* _EXERCISE INPUTS_:
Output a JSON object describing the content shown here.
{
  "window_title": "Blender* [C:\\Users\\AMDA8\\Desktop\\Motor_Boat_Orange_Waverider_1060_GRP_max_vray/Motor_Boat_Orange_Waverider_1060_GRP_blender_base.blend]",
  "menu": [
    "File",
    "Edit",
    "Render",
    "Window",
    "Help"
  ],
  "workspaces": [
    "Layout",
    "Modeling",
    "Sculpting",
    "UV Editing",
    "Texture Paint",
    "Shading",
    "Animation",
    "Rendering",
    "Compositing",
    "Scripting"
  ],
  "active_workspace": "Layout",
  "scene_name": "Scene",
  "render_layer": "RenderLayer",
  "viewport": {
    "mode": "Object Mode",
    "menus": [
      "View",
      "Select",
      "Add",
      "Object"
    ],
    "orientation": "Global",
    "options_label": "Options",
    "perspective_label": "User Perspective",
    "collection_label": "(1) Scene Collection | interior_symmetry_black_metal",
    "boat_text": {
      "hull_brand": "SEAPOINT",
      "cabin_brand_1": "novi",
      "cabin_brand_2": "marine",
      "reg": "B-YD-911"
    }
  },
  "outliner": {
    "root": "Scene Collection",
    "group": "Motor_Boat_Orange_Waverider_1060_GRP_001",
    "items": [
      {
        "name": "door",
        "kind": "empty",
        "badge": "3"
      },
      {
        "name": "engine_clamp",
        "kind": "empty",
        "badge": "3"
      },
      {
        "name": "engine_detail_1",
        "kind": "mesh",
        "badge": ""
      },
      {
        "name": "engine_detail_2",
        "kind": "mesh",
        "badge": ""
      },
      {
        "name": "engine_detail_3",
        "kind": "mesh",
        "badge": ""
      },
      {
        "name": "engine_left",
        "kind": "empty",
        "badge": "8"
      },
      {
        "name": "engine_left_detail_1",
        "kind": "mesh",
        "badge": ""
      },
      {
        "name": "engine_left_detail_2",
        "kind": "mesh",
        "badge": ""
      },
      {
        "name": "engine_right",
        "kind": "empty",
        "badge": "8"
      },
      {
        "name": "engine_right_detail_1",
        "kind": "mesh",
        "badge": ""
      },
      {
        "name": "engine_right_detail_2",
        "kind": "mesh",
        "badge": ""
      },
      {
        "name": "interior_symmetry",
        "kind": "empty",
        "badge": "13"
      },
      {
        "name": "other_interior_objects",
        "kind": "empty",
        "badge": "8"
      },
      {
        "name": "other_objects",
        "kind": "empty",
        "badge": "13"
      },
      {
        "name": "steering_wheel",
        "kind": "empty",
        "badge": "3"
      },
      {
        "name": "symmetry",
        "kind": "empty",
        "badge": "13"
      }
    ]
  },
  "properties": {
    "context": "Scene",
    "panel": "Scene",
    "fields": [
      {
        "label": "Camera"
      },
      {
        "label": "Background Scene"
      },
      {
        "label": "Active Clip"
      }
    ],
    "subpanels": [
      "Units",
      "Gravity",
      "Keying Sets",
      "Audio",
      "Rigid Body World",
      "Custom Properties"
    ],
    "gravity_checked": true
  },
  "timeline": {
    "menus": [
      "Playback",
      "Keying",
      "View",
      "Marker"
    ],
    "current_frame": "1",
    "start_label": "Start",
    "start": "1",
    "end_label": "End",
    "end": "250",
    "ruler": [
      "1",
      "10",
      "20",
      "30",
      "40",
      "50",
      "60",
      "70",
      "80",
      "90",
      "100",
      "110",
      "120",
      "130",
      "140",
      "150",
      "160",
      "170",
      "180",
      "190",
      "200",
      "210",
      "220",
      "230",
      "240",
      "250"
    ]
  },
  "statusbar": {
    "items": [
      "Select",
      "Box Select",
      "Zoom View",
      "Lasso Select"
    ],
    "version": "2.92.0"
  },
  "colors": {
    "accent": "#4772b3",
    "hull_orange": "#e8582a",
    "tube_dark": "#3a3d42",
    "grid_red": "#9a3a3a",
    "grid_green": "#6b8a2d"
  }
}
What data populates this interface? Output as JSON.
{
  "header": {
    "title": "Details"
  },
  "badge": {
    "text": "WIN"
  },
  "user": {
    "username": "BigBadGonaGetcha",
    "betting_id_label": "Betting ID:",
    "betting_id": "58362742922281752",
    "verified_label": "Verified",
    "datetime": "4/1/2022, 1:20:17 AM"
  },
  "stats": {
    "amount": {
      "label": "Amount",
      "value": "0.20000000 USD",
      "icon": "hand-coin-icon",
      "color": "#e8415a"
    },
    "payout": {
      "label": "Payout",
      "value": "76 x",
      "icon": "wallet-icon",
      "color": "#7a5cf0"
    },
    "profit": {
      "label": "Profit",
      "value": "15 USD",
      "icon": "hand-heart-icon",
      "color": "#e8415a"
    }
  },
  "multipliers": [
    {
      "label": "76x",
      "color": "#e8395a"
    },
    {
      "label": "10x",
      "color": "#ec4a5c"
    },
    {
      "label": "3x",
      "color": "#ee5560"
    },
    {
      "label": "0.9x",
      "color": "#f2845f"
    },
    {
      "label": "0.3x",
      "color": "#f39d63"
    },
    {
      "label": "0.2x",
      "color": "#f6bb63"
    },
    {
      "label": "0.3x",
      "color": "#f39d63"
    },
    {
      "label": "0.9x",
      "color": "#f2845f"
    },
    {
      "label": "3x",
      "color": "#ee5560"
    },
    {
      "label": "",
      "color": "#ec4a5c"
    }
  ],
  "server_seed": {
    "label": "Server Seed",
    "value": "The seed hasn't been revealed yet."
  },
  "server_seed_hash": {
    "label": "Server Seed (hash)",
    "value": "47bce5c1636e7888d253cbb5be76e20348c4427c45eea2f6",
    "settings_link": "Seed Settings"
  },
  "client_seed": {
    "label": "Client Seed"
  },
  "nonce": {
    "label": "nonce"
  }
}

* _STATED GOAL_:
Only lines holding the string "Output" are wanted; gather each one from the entries above.

* _FINAL RESULT_:
Output a JSON object describing the content shown here.
What data populates this interface? Output as JSON.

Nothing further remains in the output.